• TASK TO COMPLETE:
Repeat all the material exactly; pictures stay out of your copy.

• SUPPLIED INFORMATION:
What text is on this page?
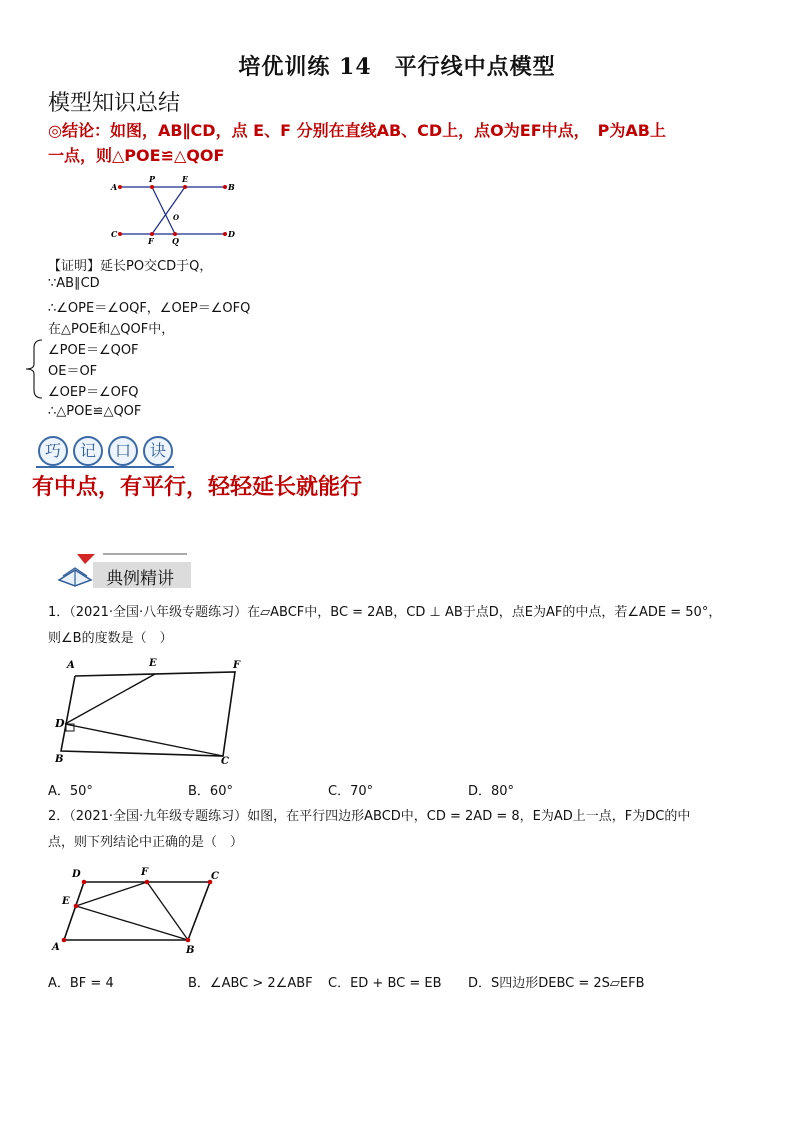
培优训练 14　平行线中点模型
模型知识总结
◎结论：如图，AB∥CD，点 E、F 分别在直线AB、CD上，点O为EF中点，　P为AB上
一点，则△POE≌△QOF
A
P	E
B
C
F Q
D
O
【证明】延长PO交CD于Q，
∵AB∥CD
∴∠OPE＝∠OQF，∠OEP＝∠OFQ
在△POE和△QOF中，
∠POE＝∠QOF
OE＝OF
∠OEP＝∠OFQ
∴△POE≌△QOF
巧 记 口 诀
有中点，有平行，轻轻延长就能行
典例精讲
1．（2021·全国·八年级专题练习）在▱ABCF中，BC = 2AB，CD ⊥ AB于点D，点E为AF的中点，若∠ADE = 50°，
则∠B的度数是（　）
A	E	F
D
B	C
A．50°	B．60°	C．70°	D．80°
2．（2021·全国·九年级专题练习）如图，在平行四边形ABCD中，CD = 2AD = 8，E为AD上一点，F为DC的中
点，则下列结论中正确的是（　）
D	F	C
E
A	B
A．BF = 4	B．∠ABC > 2∠ABF C．ED + BC = EB D．S四边形DEBC = 2S▱EFB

• EXERCISE SOLUTION:
What text is on this page?
培优训练 14　平行线中点模型
模型知识总结
◎结论：如图，AB∥CD，点 E、F 分别在直线AB、CD上，点O为EF中点，　P为AB上
一点，则△POE≌△QOF
A
P	E
B
C
F Q
D
O
【证明】延长PO交CD于Q，
∵AB∥CD
∴∠OPE＝∠OQF，∠OEP＝∠OFQ
在△POE和△QOF中，
∠POE＝∠QOF
OE＝OF
∠OEP＝∠OFQ
∴△POE≌△QOF
巧 记 口 诀
有中点，有平行，轻轻延长就能行
典例精讲
1．（2021·全国·八年级专题练习）在▱ABCF中，BC = 2AB，CD ⊥ AB于点D，点E为AF的中点，若∠ADE = 50°，
则∠B的度数是（　）
A	E	F
D
B	C
A．50°	B．60°	C．70°	D．80°
2．（2021·全国·九年级专题练习）如图，在平行四边形ABCD中，CD = 2AD = 8，E为AD上一点，F为DC的中
点，则下列结论中正确的是（　）
D	F	C
E
A	B
A．BF = 4	B．∠ABC > 2∠ABF C．ED + BC = EB D．S四边形DEBC = 2S▱EFB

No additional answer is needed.